> _Stored data entries_
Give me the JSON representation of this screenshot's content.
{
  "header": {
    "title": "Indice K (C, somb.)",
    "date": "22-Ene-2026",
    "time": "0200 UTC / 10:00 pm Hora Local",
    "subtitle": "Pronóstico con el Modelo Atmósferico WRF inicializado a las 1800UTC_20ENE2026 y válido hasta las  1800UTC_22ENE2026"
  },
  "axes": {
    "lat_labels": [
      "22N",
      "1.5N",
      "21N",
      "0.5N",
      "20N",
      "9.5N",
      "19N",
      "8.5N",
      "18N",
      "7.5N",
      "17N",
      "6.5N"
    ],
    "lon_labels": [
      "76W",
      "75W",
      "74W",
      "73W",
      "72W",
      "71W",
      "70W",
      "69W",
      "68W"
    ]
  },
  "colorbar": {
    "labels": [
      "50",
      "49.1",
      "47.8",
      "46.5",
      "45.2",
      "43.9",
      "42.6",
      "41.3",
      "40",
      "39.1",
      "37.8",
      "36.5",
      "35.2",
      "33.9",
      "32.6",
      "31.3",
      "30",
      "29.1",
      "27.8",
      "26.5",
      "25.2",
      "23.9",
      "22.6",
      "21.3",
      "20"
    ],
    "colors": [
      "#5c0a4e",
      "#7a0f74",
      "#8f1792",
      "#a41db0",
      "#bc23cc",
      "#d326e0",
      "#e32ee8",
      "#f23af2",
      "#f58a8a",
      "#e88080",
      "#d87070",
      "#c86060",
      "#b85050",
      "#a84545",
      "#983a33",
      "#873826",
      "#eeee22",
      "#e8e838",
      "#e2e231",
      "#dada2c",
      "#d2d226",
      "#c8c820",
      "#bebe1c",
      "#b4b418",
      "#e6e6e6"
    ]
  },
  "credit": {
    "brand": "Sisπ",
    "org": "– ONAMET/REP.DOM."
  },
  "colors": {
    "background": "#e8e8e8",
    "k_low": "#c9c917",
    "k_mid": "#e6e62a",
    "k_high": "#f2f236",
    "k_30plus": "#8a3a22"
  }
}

> _Goal of the exercise_
Exactly reproduce all of the entries above.

> _Output for this task_
Give me the JSON representation of this screenshot's content.
{
  "header": {
    "title": "Indice K (C, somb.)",
    "date": "22-Ene-2026",
    "time": "0200 UTC / 10:00 pm Hora Local",
    "subtitle": "Pronóstico con el Modelo Atmósferico WRF inicializado a las 1800UTC_20ENE2026 y válido hasta las  1800UTC_22ENE2026"
  },
  "axes": {
    "lat_labels": [
      "22N",
      "1.5N",
      "21N",
      "0.5N",
      "20N",
      "9.5N",
      "19N",
      "8.5N",
      "18N",
      "7.5N",
      "17N",
      "6.5N"
    ],
    "lon_labels": [
      "76W",
      "75W",
      "74W",
      "73W",
      "72W",
      "71W",
      "70W",
      "69W",
      "68W"
    ]
  },
  "colorbar": {
    "labels": [
      "50",
      "49.1",
      "47.8",
      "46.5",
      "45.2",
      "43.9",
      "42.6",
      "41.3",
      "40",
      "39.1",
      "37.8",
      "36.5",
      "35.2",
      "33.9",
      "32.6",
      "31.3",
      "30",
      "29.1",
      "27.8",
      "26.5",
      "25.2",
      "23.9",
      "22.6",
      "21.3",
      "20"
    ],
    "colors": [
      "#5c0a4e",
      "#7a0f74",
      "#8f1792",
      "#a41db0",
      "#bc23cc",
      "#d326e0",
      "#e32ee8",
      "#f23af2",
      "#f58a8a",
      "#e88080",
      "#d87070",
      "#c86060",
      "#b85050",
      "#a84545",
      "#983a33",
      "#873826",
      "#eeee22",
      "#e8e838",
      "#e2e231",
      "#dada2c",
      "#d2d226",
      "#c8c820",
      "#bebe1c",
      "#b4b418",
      "#e6e6e6"
    ]
  },
  "credit": {
    "brand": "Sisπ",
    "org": "– ONAMET/REP.DOM."
  },
  "colors": {
    "background": "#e8e8e8",
    "k_low": "#c9c917",
    "k_mid": "#e6e62a",
    "k_high": "#f2f236",
    "k_30plus": "#8a3a22"
  }
}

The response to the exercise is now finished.